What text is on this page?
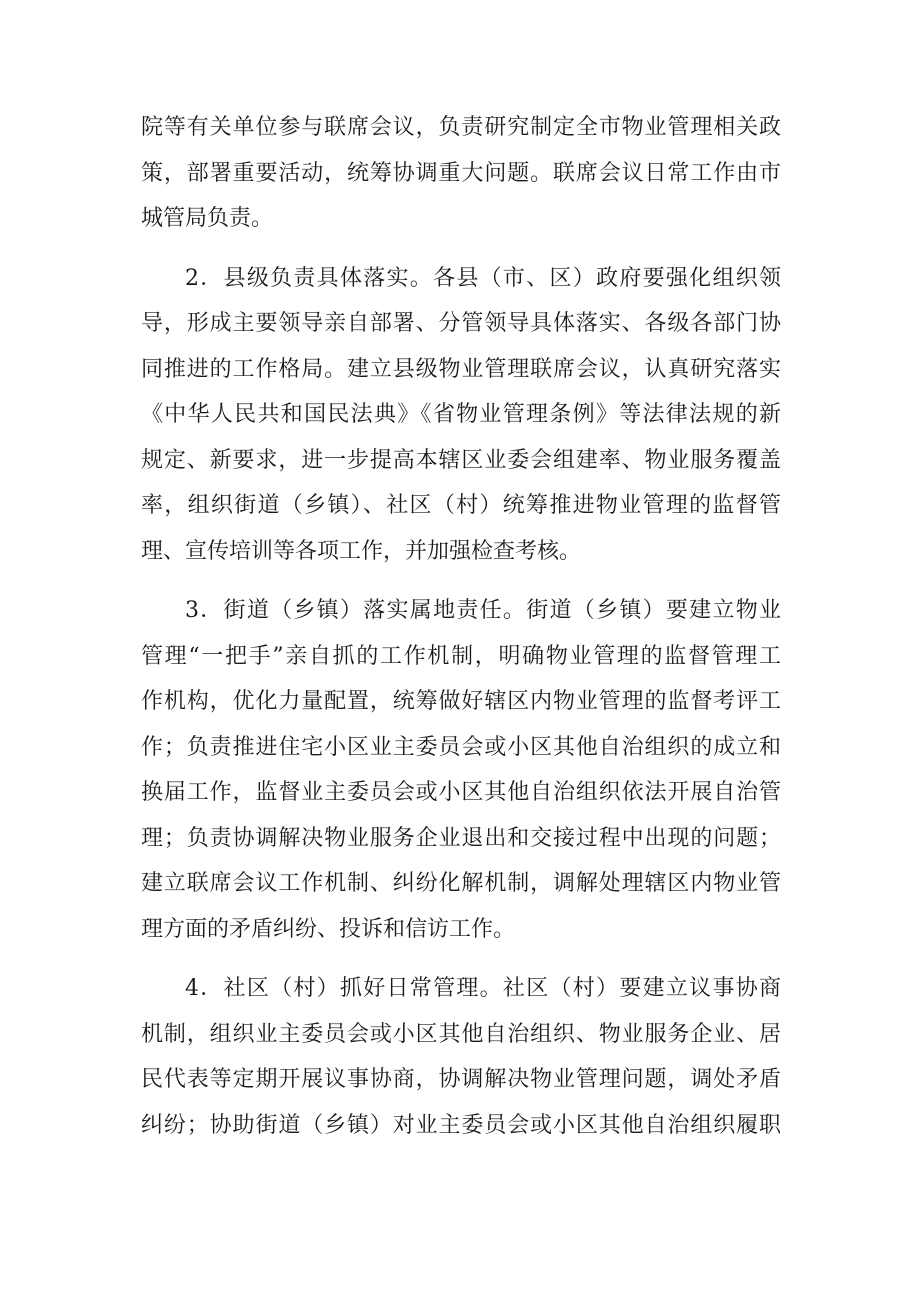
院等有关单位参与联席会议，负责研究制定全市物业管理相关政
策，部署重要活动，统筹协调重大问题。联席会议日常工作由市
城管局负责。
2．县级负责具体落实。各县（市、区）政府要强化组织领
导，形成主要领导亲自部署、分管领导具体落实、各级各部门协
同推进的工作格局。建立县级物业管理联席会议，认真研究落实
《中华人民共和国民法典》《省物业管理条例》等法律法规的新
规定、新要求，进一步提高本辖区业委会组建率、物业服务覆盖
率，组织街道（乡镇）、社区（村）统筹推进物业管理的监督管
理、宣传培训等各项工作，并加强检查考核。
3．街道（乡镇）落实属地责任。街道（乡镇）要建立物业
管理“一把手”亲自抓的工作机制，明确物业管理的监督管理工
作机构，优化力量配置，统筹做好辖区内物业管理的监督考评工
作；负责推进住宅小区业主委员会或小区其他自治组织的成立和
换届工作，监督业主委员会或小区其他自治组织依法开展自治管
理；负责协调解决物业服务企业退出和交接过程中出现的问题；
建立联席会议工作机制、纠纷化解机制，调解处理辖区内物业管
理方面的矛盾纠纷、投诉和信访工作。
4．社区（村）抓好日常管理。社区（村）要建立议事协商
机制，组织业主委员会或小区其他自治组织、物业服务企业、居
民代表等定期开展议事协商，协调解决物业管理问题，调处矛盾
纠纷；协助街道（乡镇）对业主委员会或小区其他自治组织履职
______________________________
• EXERCISE TASK:
Print out the material word for word, omitting the pictures.

• RESPONSE TO THE EXERCISE:
What text is on this page?
院等有关单位参与联席会议，负责研究制定全市物业管理相关政
策，部署重要活动，统筹协调重大问题。联席会议日常工作由市
城管局负责。
2．县级负责具体落实。各县（市、区）政府要强化组织领
导，形成主要领导亲自部署、分管领导具体落实、各级各部门协
同推进的工作格局。建立县级物业管理联席会议，认真研究落实
《中华人民共和国民法典》《省物业管理条例》等法律法规的新
规定、新要求，进一步提高本辖区业委会组建率、物业服务覆盖
率，组织街道（乡镇）、社区（村）统筹推进物业管理的监督管
理、宣传培训等各项工作，并加强检查考核。
3．街道（乡镇）落实属地责任。街道（乡镇）要建立物业
管理“一把手”亲自抓的工作机制，明确物业管理的监督管理工
作机构，优化力量配置，统筹做好辖区内物业管理的监督考评工
作；负责推进住宅小区业主委员会或小区其他自治组织的成立和
换届工作，监督业主委员会或小区其他自治组织依法开展自治管
理；负责协调解决物业服务企业退出和交接过程中出现的问题；
建立联席会议工作机制、纠纷化解机制，调解处理辖区内物业管
理方面的矛盾纠纷、投诉和信访工作。
4．社区（村）抓好日常管理。社区（村）要建立议事协商
机制，组织业主委员会或小区其他自治组织、物业服务企业、居
民代表等定期开展议事协商，协调解决物业管理问题，调处矛盾
纠纷；协助街道（乡镇）对业主委员会或小区其他自治组织履职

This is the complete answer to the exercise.